* What is required:
Pictures are not part of the copy; repeat everything else in the records exactly.

* Record set:
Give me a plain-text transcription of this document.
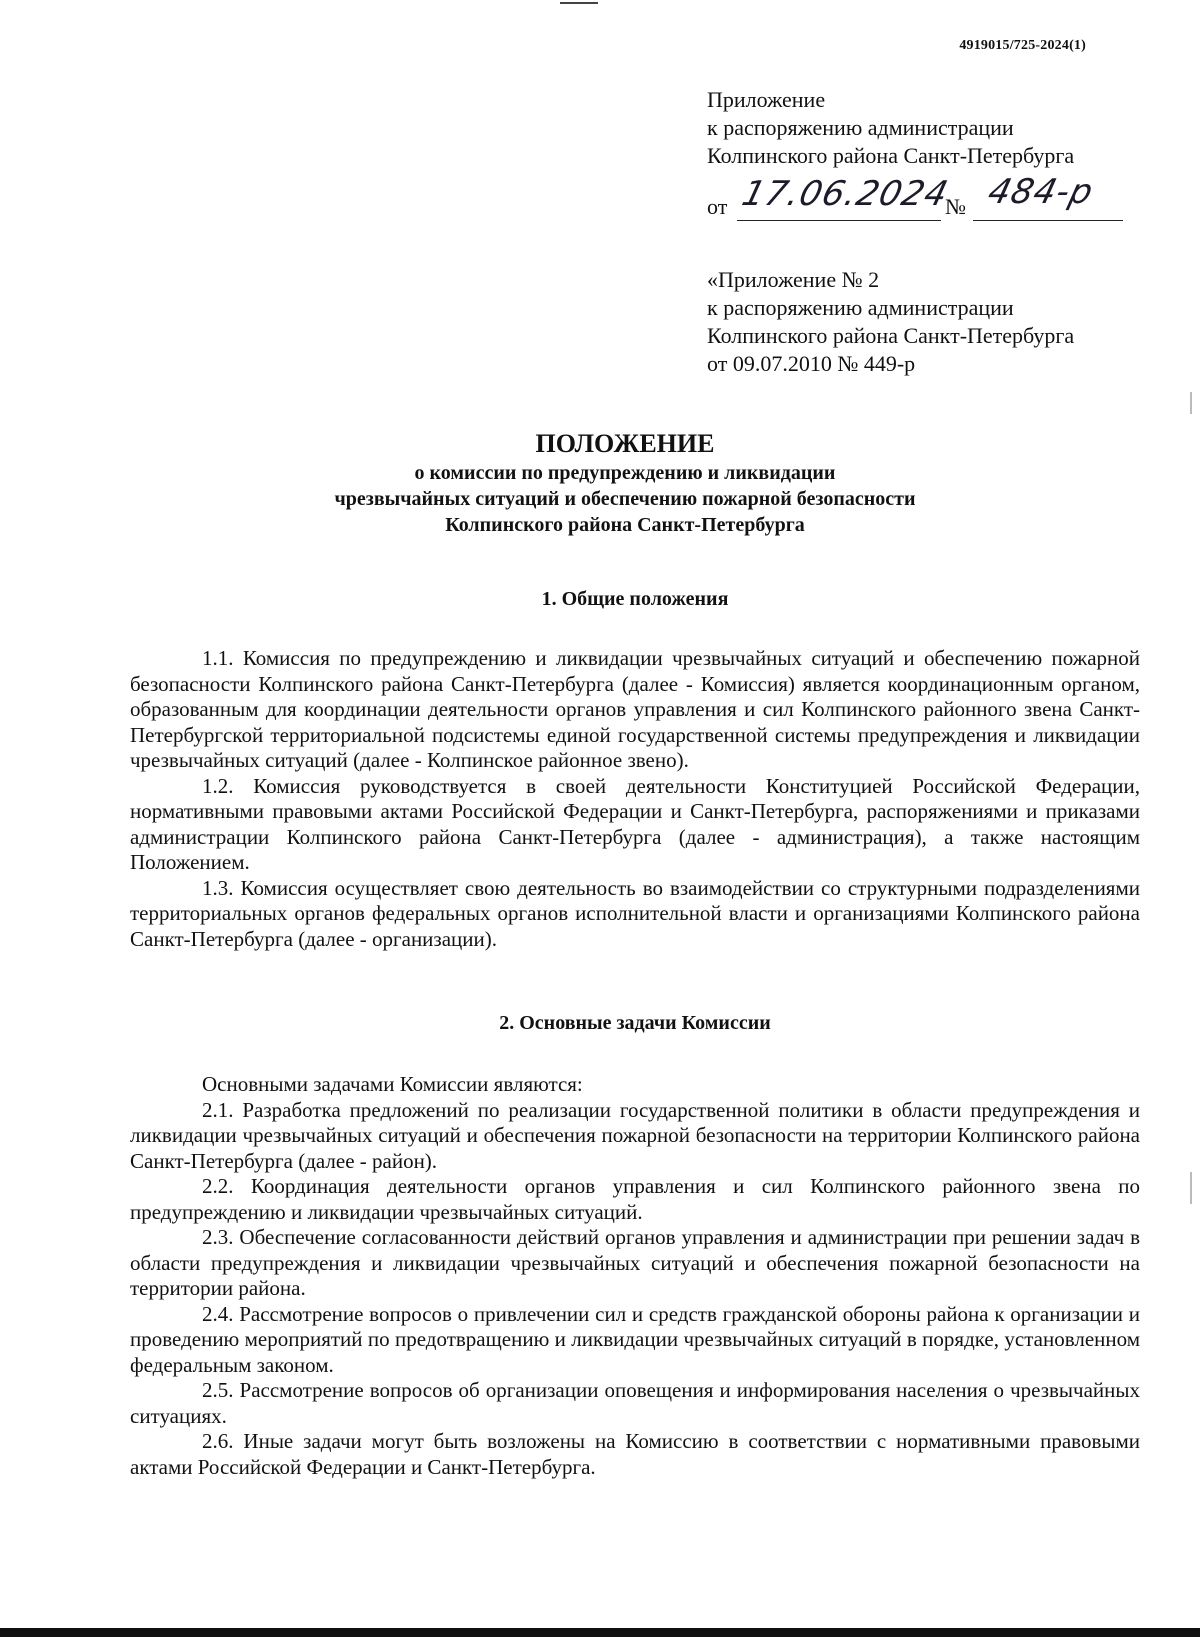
4919015/725-2024(1)
Приложение
к распоряжению администрации
Колпинского района Санкт-Петербурга
от 17.06.2024
№ 484-р
«Приложение № 2
к распоряжению администрации
Колпинского района Санкт-Петербурга
от 09.07.2010 № 449-р
ПОЛОЖЕНИЕ
о комиссии по предупреждению и ликвидации
чрезвычайных ситуаций и обеспечению пожарной безопасности
Колпинского района Санкт-Петербурга
1. Общие положения

1.1. Комиссия по предупреждению и ликвидации чрезвычайных ситуаций и обеспечению пожарной безопасности Колпинского района Санкт-Петербурга (далее - Комиссия) является координационным органом, образованным для координации деятельности органов управления и сил Колпинского районного звена Санкт-Петербургской территориальной подсистемы единой государственной системы предупреждения и ликвидации чрезвычайных ситуаций (далее - Колпинское районное звено).

1.2. Комиссия руководствуется в своей деятельности Конституцией Российской Федерации, нормативными правовыми актами Российской Федерации и Санкт-Петербурга, распоряжениями и приказами администрации Колпинского района Санкт-Петербурга (далее - администрация), а также настоящим Положением.

1.3. Комиссия осуществляет свою деятельность во взаимодействии со структурными подразделениями территориальных органов федеральных органов исполнительной власти и организациями Колпинского района Санкт-Петербурга (далее - организации).

2. Основные задачи Комиссии

Основными задачами Комиссии являются:

2.1. Разработка предложений по реализации государственной политики в области предупреждения и ликвидации чрезвычайных ситуаций и обеспечения пожарной безопасности на территории Колпинского района Санкт-Петербурга (далее - район).

2.2. Координация деятельности органов управления и сил Колпинского районного звена по предупреждению и ликвидации чрезвычайных ситуаций.

2.3. Обеспечение согласованности действий органов управления и администрации при решении задач в области предупреждения и ликвидации чрезвычайных ситуаций и обеспечения пожарной безопасности на территории района.

2.4. Рассмотрение вопросов о привлечении сил и средств гражданской обороны района к организации и проведению мероприятий по предотвращению и ликвидации чрезвычайных ситуаций в порядке, установленном федеральным законом.

2.5. Рассмотрение вопросов об организации оповещения и информирования населения о чрезвычайных ситуациях.

2.6. Иные задачи могут быть возложены на Комиссию в соответствии с нормативными правовыми актами Российской Федерации и Санкт-Петербурга.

* Complete response:
Give me a plain-text transcription of this document.
4919015/725-2024(1)
Приложение
к распоряжению администрации
Колпинского района Санкт-Петербурга
от 17.06.2024
№ 484-р
«Приложение № 2
к распоряжению администрации
Колпинского района Санкт-Петербурга
от 09.07.2010 № 449-р
ПОЛОЖЕНИЕ
о комиссии по предупреждению и ликвидации
чрезвычайных ситуаций и обеспечению пожарной безопасности
Колпинского района Санкт-Петербурга
1. Общие положения

1.1. Комиссия по предупреждению и ликвидации чрезвычайных ситуаций и обеспечению пожарной безопасности Колпинского района Санкт-Петербурга (далее - Комиссия) является координационным органом, образованным для координации деятельности органов управления и сил Колпинского районного звена Санкт-Петербургской территориальной подсистемы единой государственной системы предупреждения и ликвидации чрезвычайных ситуаций (далее - Колпинское районное звено).

1.2. Комиссия руководствуется в своей деятельности Конституцией Российской Федерации, нормативными правовыми актами Российской Федерации и Санкт-Петербурга, распоряжениями и приказами администрации Колпинского района Санкт-Петербурга (далее - администрация), а также настоящим Положением.

1.3. Комиссия осуществляет свою деятельность во взаимодействии со структурными подразделениями территориальных органов федеральных органов исполнительной власти и организациями Колпинского района Санкт-Петербурга (далее - организации).

2. Основные задачи Комиссии

Основными задачами Комиссии являются:

2.1. Разработка предложений по реализации государственной политики в области предупреждения и ликвидации чрезвычайных ситуаций и обеспечения пожарной безопасности на территории Колпинского района Санкт-Петербурга (далее - район).

2.2. Координация деятельности органов управления и сил Колпинского районного звена по предупреждению и ликвидации чрезвычайных ситуаций.

2.3. Обеспечение согласованности действий органов управления и администрации при решении задач в области предупреждения и ликвидации чрезвычайных ситуаций и обеспечения пожарной безопасности на территории района.

2.4. Рассмотрение вопросов о привлечении сил и средств гражданской обороны района к организации и проведению мероприятий по предотвращению и ликвидации чрезвычайных ситуаций в порядке, установленном федеральным законом.

2.5. Рассмотрение вопросов об организации оповещения и информирования населения о чрезвычайных ситуациях.

2.6. Иные задачи могут быть возложены на Комиссию в соответствии с нормативными правовыми актами Российской Федерации и Санкт-Петербурга.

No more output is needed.